(Aim) Extract each line containing the string "JSON".
=====
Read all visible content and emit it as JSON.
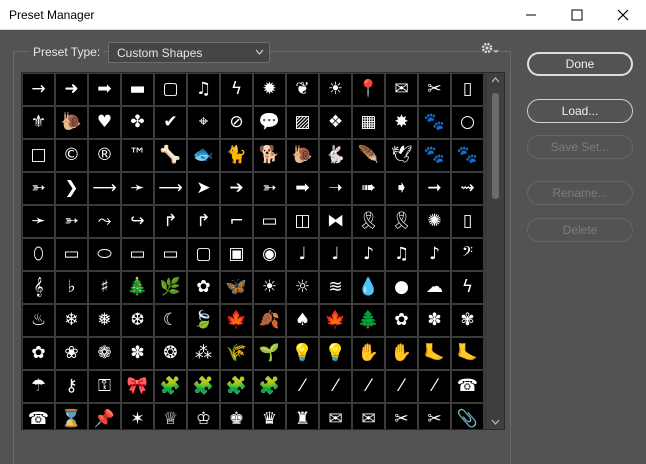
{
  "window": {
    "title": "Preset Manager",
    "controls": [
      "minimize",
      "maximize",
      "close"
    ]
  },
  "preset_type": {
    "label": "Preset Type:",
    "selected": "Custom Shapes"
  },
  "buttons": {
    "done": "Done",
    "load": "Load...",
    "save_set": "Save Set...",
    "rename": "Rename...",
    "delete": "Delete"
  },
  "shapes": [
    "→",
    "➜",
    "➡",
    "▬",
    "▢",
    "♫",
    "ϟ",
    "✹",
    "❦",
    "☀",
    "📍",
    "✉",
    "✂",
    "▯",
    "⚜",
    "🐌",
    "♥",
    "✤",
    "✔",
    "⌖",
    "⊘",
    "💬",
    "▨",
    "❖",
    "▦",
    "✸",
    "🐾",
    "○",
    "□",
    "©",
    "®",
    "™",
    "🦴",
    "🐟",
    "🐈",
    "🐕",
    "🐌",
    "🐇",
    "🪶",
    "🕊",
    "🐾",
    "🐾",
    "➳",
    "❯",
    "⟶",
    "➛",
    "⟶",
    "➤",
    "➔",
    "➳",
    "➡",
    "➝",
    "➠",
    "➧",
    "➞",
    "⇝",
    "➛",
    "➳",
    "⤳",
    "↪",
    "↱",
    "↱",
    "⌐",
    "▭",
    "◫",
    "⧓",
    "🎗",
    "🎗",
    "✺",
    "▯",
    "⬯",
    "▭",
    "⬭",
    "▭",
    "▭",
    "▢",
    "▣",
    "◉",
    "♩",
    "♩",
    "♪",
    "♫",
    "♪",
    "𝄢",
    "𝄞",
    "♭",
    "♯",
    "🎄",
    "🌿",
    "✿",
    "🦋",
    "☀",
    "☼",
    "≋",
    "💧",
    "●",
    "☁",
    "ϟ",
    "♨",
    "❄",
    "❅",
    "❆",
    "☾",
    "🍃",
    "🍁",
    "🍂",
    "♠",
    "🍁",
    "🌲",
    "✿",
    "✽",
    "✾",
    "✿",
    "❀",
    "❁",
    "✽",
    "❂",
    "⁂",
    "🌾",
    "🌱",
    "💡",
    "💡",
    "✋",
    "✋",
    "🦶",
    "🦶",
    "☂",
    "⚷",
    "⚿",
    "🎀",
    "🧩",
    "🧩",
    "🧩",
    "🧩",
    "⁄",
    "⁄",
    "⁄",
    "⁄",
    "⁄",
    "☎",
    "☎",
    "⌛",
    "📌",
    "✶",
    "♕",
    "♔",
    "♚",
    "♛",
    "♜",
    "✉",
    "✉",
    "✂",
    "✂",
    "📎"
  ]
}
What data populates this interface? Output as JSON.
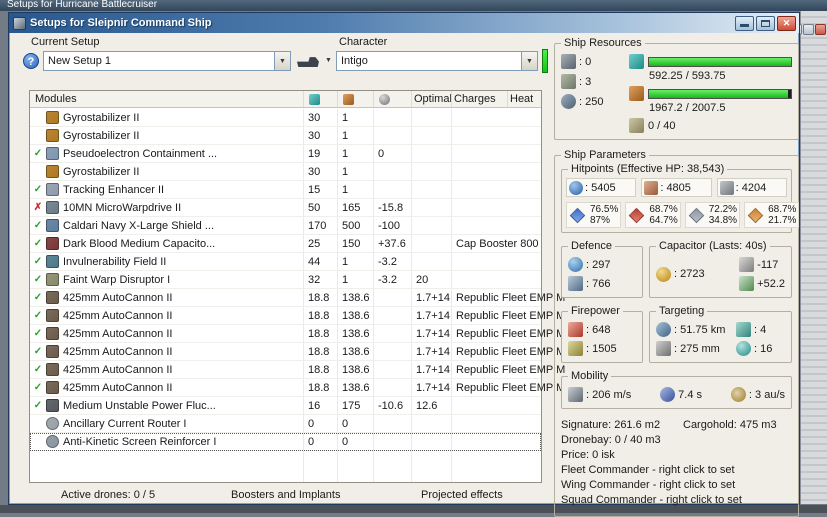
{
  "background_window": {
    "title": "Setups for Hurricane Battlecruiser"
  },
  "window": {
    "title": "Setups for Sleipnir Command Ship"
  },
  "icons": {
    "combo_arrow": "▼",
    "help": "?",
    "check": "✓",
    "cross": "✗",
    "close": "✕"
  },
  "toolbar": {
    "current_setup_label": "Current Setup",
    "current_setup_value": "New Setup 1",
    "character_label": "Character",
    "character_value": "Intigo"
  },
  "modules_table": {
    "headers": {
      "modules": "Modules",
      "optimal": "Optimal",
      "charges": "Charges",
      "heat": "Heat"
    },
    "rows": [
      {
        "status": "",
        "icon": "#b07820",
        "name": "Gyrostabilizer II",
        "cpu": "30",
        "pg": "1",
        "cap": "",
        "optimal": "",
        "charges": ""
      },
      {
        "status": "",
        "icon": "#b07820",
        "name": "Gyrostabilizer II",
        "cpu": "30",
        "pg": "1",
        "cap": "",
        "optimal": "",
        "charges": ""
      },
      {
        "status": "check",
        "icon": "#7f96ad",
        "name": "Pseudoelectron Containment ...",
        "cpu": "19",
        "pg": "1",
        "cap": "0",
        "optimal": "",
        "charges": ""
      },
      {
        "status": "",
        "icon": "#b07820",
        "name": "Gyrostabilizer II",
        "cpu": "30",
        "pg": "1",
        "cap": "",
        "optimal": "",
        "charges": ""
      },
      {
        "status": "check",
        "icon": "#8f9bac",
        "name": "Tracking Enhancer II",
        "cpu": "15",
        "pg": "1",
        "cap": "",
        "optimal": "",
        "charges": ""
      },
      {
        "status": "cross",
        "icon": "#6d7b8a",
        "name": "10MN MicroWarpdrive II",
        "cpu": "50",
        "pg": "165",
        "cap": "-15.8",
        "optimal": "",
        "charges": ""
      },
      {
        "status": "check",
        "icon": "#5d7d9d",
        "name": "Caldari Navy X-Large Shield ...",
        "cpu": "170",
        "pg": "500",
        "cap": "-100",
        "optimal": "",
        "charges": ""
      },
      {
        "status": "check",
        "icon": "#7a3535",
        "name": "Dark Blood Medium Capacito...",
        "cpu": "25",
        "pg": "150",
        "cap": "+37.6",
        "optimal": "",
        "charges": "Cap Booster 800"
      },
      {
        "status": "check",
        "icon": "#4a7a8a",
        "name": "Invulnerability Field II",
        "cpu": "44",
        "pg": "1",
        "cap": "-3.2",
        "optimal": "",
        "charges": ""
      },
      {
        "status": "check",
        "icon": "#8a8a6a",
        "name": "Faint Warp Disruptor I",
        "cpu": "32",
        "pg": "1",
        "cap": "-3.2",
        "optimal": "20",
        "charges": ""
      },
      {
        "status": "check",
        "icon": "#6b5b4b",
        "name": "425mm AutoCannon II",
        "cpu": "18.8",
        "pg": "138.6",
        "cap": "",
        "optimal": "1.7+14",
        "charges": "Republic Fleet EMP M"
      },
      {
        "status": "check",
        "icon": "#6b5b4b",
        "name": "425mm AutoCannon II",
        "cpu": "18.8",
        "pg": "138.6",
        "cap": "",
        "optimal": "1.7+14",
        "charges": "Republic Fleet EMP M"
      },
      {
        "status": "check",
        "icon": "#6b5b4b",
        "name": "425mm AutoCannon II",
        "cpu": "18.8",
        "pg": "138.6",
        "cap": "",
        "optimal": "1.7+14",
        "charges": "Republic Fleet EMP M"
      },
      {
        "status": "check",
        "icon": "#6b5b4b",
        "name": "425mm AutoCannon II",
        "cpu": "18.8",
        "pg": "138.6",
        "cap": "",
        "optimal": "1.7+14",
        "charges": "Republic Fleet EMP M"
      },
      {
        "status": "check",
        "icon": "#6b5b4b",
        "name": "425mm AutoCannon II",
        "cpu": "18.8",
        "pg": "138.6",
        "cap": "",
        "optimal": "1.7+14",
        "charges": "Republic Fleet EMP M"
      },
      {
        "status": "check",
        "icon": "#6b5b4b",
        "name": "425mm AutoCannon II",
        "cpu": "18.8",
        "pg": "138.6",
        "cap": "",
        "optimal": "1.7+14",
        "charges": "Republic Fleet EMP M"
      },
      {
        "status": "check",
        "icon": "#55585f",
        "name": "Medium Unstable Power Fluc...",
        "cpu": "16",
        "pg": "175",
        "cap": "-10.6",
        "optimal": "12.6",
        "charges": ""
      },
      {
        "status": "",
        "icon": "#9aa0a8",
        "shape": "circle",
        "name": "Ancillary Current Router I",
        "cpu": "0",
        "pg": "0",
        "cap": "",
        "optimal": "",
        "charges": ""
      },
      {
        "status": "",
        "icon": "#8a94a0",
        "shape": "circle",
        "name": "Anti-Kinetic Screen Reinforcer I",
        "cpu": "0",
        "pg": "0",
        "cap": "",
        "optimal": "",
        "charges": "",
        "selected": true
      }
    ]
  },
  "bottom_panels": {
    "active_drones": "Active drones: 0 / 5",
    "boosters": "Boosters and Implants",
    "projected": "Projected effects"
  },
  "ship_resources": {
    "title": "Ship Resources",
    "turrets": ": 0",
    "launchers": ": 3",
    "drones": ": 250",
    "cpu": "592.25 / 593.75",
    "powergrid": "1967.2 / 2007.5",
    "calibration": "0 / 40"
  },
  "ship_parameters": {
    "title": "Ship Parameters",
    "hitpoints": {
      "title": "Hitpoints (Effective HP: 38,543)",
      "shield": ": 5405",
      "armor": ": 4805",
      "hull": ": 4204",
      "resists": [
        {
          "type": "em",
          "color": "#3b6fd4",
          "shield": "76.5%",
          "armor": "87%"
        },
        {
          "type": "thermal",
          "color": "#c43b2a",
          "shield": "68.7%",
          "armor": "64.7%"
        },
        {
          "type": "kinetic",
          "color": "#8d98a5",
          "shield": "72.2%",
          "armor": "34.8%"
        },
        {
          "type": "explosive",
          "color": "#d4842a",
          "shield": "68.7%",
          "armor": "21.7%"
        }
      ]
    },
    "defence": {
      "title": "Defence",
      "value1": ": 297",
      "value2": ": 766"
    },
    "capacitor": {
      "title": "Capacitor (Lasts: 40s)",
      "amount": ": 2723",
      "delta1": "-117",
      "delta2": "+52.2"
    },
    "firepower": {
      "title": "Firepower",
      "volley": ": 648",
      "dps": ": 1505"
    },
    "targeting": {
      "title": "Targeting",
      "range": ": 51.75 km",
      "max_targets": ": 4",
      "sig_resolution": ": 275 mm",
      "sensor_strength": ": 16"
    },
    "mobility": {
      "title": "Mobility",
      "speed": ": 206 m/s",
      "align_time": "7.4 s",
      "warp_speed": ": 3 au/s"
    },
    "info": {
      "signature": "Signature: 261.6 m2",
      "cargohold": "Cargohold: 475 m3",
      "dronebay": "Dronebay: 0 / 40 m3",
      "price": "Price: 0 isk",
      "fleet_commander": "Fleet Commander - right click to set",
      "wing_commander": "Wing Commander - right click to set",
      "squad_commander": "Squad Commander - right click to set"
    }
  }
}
=====
(Output of the task)
Read all visible content and emit it as JSON.
What data populates this interface? Output as JSON.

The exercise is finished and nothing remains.